**WRITTEN EXERCISE:** Extract every entry word for word. Skip the pictures.

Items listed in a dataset

──────────

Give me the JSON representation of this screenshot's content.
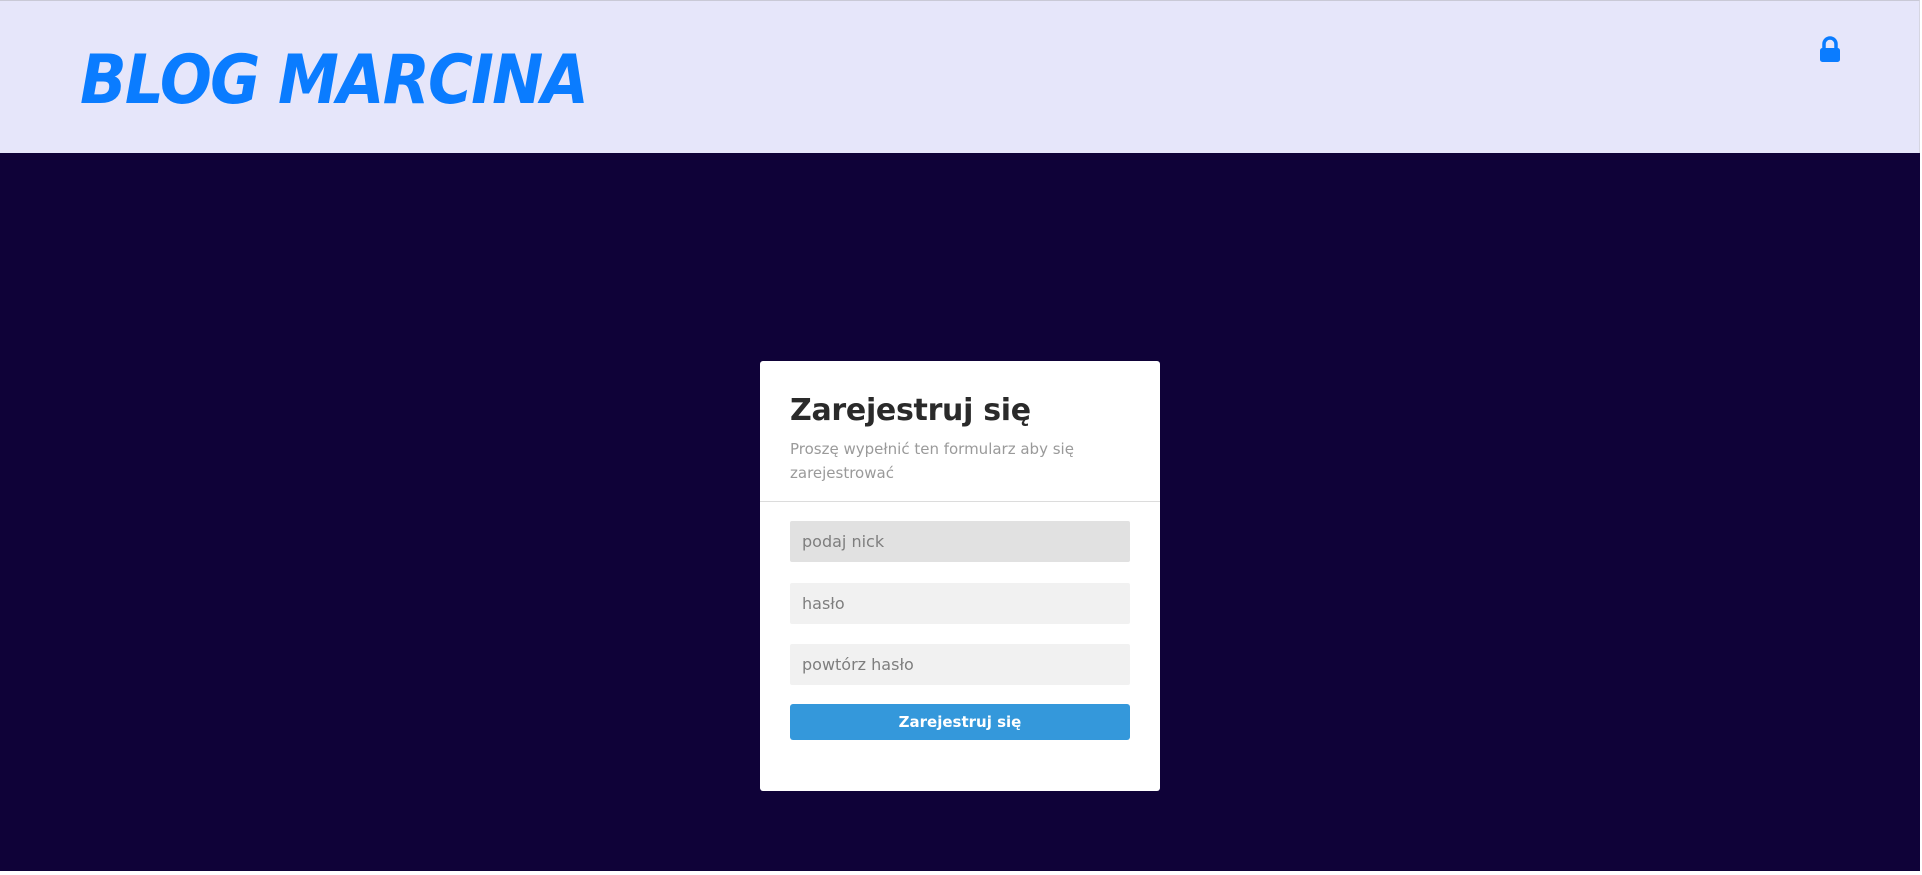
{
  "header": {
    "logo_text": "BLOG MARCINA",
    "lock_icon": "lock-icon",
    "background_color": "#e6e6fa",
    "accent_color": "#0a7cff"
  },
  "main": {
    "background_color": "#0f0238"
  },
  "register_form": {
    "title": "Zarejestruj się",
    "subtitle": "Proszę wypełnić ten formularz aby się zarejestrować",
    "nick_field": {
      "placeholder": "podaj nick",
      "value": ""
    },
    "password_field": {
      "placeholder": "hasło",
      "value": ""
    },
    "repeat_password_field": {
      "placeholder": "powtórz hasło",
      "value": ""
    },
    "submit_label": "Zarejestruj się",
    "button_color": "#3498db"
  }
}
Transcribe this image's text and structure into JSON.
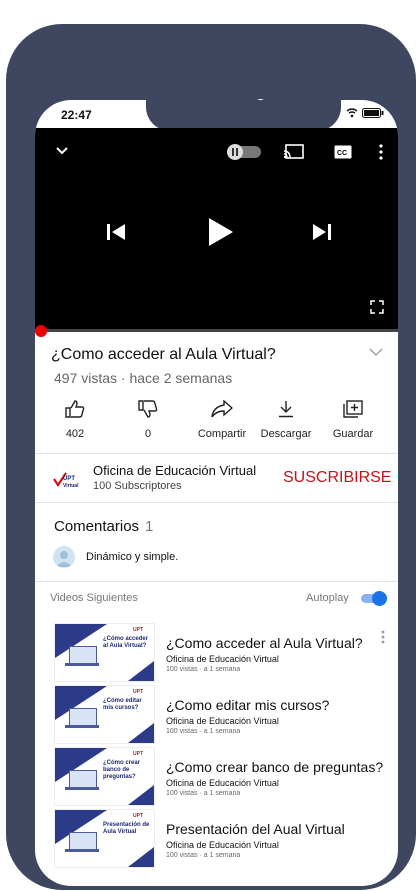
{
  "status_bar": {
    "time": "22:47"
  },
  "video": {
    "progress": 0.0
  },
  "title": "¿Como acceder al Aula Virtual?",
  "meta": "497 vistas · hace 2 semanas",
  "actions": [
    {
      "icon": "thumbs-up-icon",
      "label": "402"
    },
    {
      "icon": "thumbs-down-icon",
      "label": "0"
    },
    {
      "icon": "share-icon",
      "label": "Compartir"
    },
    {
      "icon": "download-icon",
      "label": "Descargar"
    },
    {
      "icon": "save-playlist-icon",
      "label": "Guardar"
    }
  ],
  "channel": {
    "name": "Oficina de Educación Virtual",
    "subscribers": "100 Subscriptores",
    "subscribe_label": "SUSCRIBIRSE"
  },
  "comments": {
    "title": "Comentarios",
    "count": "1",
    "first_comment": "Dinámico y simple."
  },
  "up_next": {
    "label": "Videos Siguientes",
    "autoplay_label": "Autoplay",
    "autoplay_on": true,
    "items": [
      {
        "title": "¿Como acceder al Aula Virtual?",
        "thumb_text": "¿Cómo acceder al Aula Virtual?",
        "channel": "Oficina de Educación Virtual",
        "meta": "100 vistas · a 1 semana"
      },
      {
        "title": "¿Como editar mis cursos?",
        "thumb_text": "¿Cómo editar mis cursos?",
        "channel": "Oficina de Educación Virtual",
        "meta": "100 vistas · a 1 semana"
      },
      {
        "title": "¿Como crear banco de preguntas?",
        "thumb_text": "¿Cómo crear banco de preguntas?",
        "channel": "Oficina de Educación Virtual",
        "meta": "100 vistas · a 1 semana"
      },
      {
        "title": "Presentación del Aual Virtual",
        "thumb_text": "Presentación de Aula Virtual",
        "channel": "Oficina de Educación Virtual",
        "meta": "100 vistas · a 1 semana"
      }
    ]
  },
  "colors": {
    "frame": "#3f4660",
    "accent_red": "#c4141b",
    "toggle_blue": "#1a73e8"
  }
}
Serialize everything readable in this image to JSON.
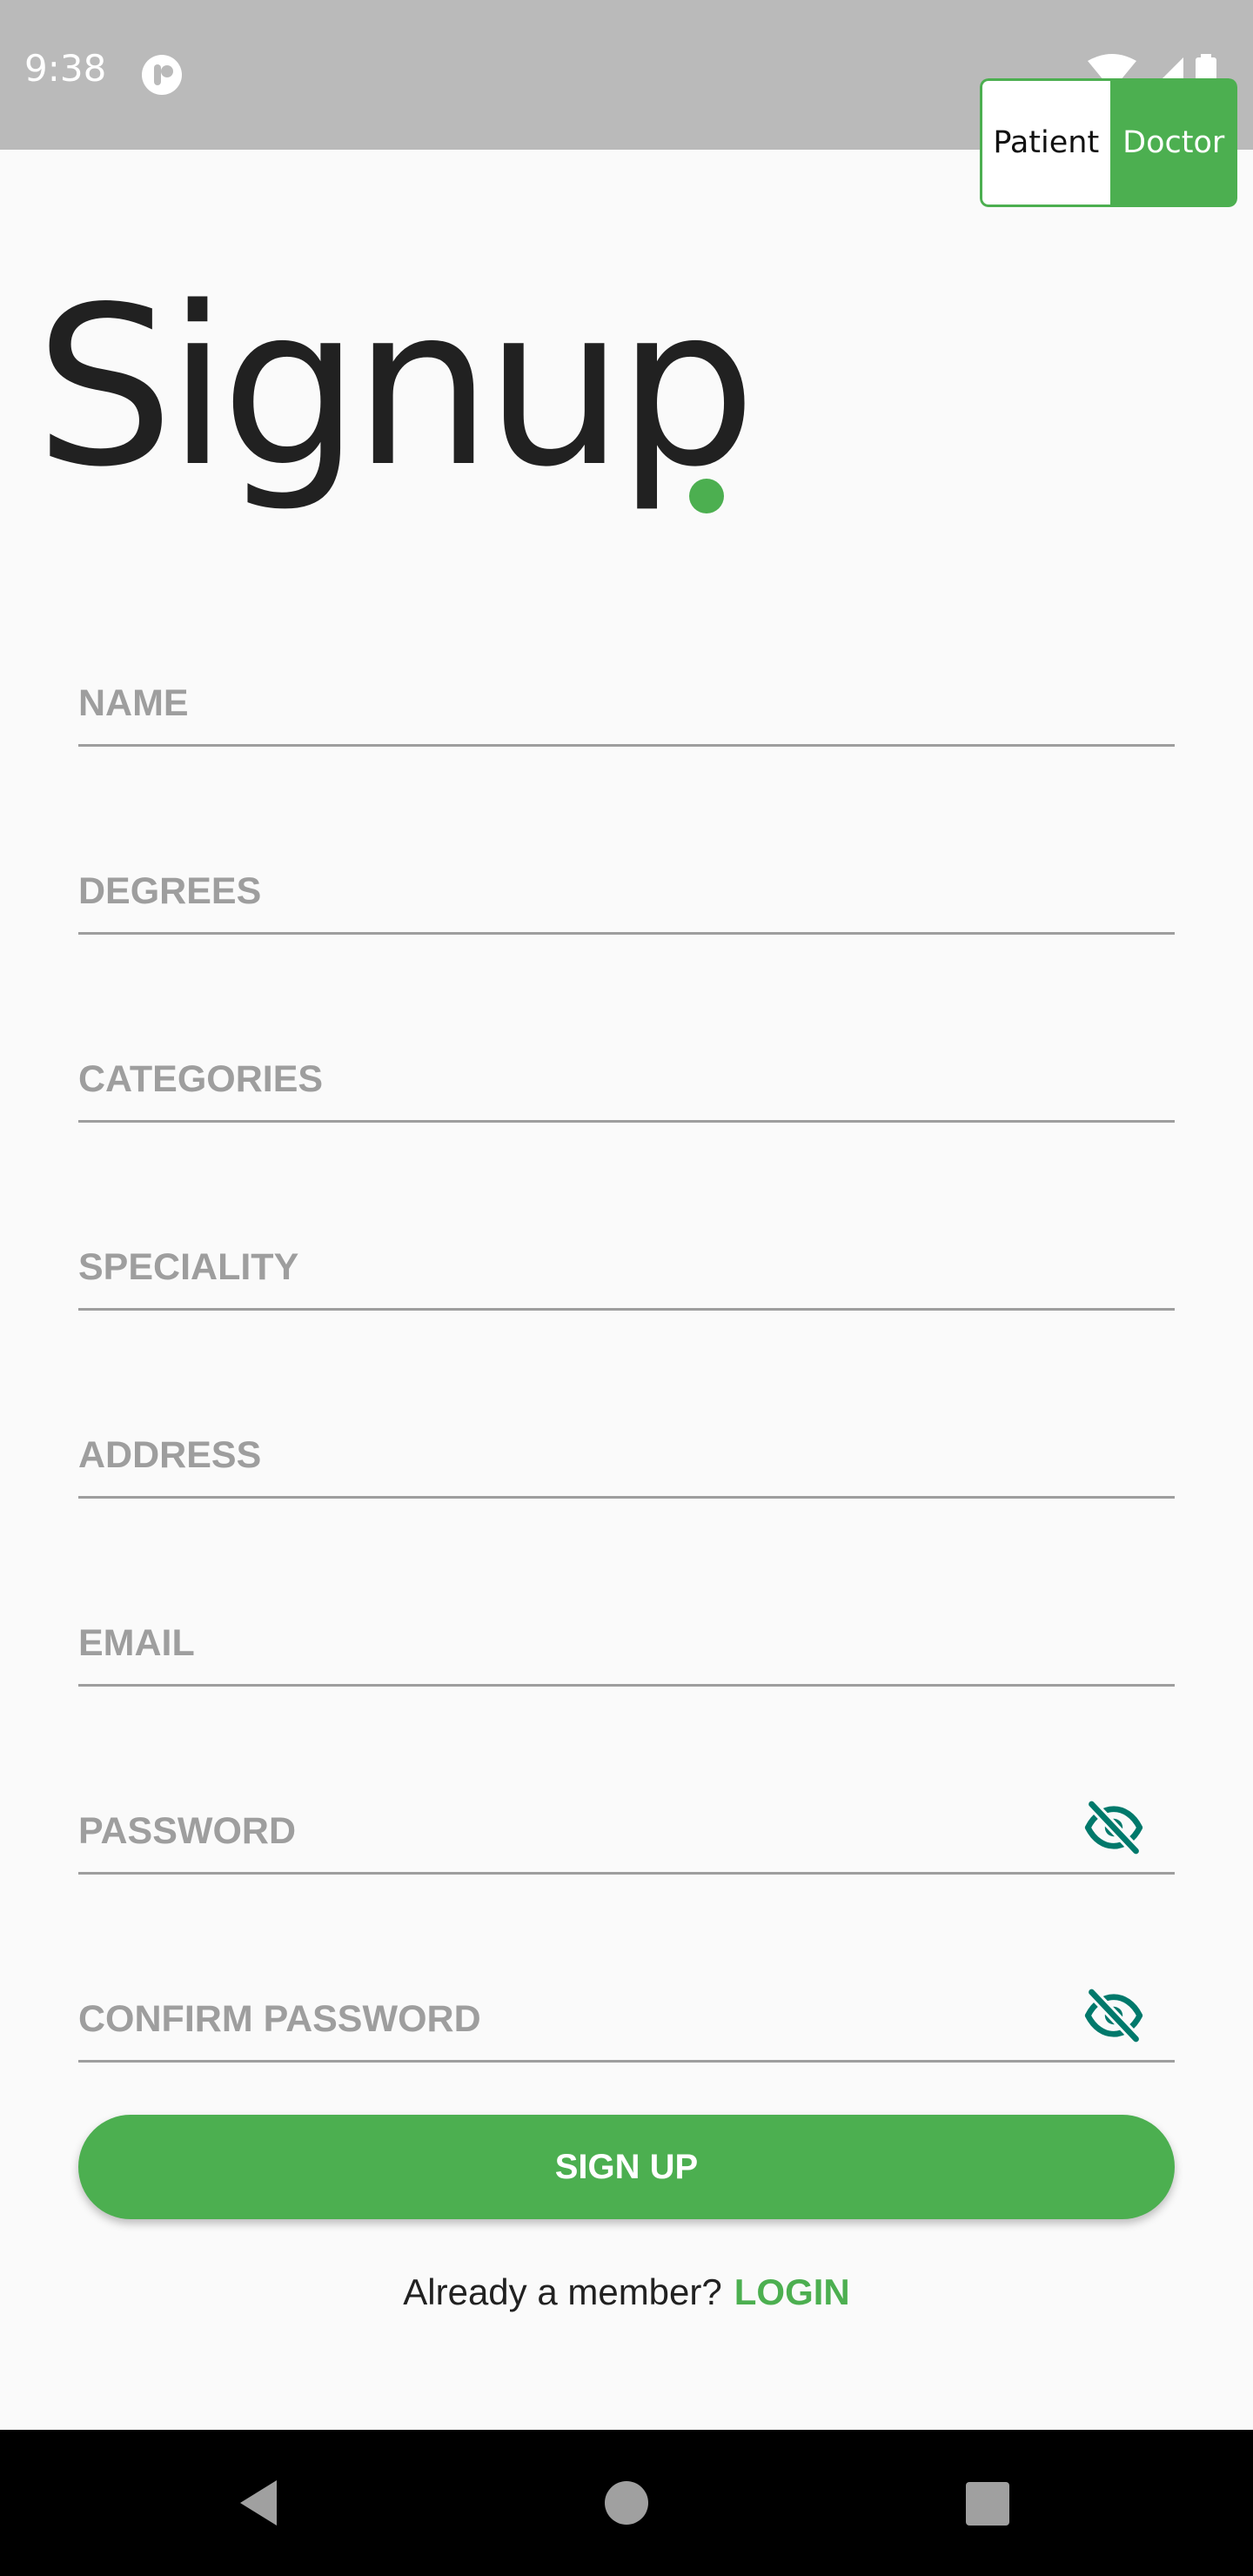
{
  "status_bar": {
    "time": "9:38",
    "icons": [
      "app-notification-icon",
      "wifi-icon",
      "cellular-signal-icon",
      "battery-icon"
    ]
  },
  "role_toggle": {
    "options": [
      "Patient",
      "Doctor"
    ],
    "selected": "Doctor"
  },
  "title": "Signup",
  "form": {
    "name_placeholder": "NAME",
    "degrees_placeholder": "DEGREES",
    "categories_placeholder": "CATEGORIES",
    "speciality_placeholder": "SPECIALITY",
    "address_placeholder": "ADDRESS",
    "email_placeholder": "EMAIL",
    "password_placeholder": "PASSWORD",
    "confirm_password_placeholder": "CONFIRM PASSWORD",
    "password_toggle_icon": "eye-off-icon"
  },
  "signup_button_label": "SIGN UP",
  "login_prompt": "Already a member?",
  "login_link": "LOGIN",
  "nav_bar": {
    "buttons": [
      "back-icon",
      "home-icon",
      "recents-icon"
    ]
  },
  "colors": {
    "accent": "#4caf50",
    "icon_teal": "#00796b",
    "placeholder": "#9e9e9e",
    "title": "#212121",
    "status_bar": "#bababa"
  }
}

──────────

**SOLUTION TO THIS PROBLEM:**
Give me the JSON representation of this screenshot's content.
{
  "header": {
    "logo_text": "BLOG MARCINA",
    "lock_icon": "lock-icon",
    "background_color": "#e6e6fa",
    "accent_color": "#0a7cff"
  },
  "main": {
    "background_color": "#0f0238"
  },
  "register_form": {
    "title": "Zarejestruj się",
    "subtitle": "Proszę wypełnić ten formularz aby się zarejestrować",
    "nick_field": {
      "placeholder": "podaj nick",
      "value": ""
    },
    "password_field": {
      "placeholder": "hasło",
      "value": ""
    },
    "repeat_password_field": {
      "placeholder": "powtórz hasło",
      "value": ""
    },
    "submit_label": "Zarejestruj się",
    "button_color": "#3498db"
  }
}
Transcribe this image's text and structure into JSON.
{
  "status_bar": {
    "time": "22:47"
  },
  "video": {
    "progress": 0.0
  },
  "title": "¿Como acceder al Aula Virtual?",
  "meta": "497 vistas · hace 2 semanas",
  "actions": [
    {
      "icon": "thumbs-up-icon",
      "label": "402"
    },
    {
      "icon": "thumbs-down-icon",
      "label": "0"
    },
    {
      "icon": "share-icon",
      "label": "Compartir"
    },
    {
      "icon": "download-icon",
      "label": "Descargar"
    },
    {
      "icon": "save-playlist-icon",
      "label": "Guardar"
    }
  ],
  "channel": {
    "name": "Oficina de Educación Virtual",
    "subscribers": "100 Subscriptores",
    "subscribe_label": "SUSCRIBIRSE"
  },
  "comments": {
    "title": "Comentarios",
    "count": "1",
    "first_comment": "Dinámico y simple."
  },
  "up_next": {
    "label": "Videos Siguientes",
    "autoplay_label": "Autoplay",
    "autoplay_on": true,
    "items": [
      {
        "title": "¿Como acceder al Aula Virtual?",
        "thumb_text": "¿Cómo acceder al Aula Virtual?",
        "channel": "Oficina de Educación Virtual",
        "meta": "100 vistas · a 1 semana"
      },
      {
        "title": "¿Como editar mis cursos?",
        "thumb_text": "¿Cómo editar mis cursos?",
        "channel": "Oficina de Educación Virtual",
        "meta": "100 vistas · a 1 semana"
      },
      {
        "title": "¿Como crear banco de preguntas?",
        "thumb_text": "¿Cómo crear banco de preguntas?",
        "channel": "Oficina de Educación Virtual",
        "meta": "100 vistas · a 1 semana"
      },
      {
        "title": "Presentación del Aual Virtual",
        "thumb_text": "Presentación de Aula Virtual",
        "channel": "Oficina de Educación Virtual",
        "meta": "100 vistas · a 1 semana"
      }
    ]
  },
  "colors": {
    "frame": "#3f4660",
    "accent_red": "#c4141b",
    "toggle_blue": "#1a73e8"
  }
}
Serialize everything readable in this image to JSON.
{
  "status_bar": {
    "time": "9:38",
    "icons": [
      "app-notification-icon",
      "wifi-icon",
      "cellular-signal-icon",
      "battery-icon"
    ]
  },
  "role_toggle": {
    "options": [
      "Patient",
      "Doctor"
    ],
    "selected": "Doctor"
  },
  "title": "Signup",
  "form": {
    "name_placeholder": "NAME",
    "degrees_placeholder": "DEGREES",
    "categories_placeholder": "CATEGORIES",
    "speciality_placeholder": "SPECIALITY",
    "address_placeholder": "ADDRESS",
    "email_placeholder": "EMAIL",
    "password_placeholder": "PASSWORD",
    "confirm_password_placeholder": "CONFIRM PASSWORD",
    "password_toggle_icon": "eye-off-icon"
  },
  "signup_button_label": "SIGN UP",
  "login_prompt": "Already a member?",
  "login_link": "LOGIN",
  "nav_bar": {
    "buttons": [
      "back-icon",
      "home-icon",
      "recents-icon"
    ]
  },
  "colors": {
    "accent": "#4caf50",
    "icon_teal": "#00796b",
    "placeholder": "#9e9e9e",
    "title": "#212121",
    "status_bar": "#bababa"
  }
}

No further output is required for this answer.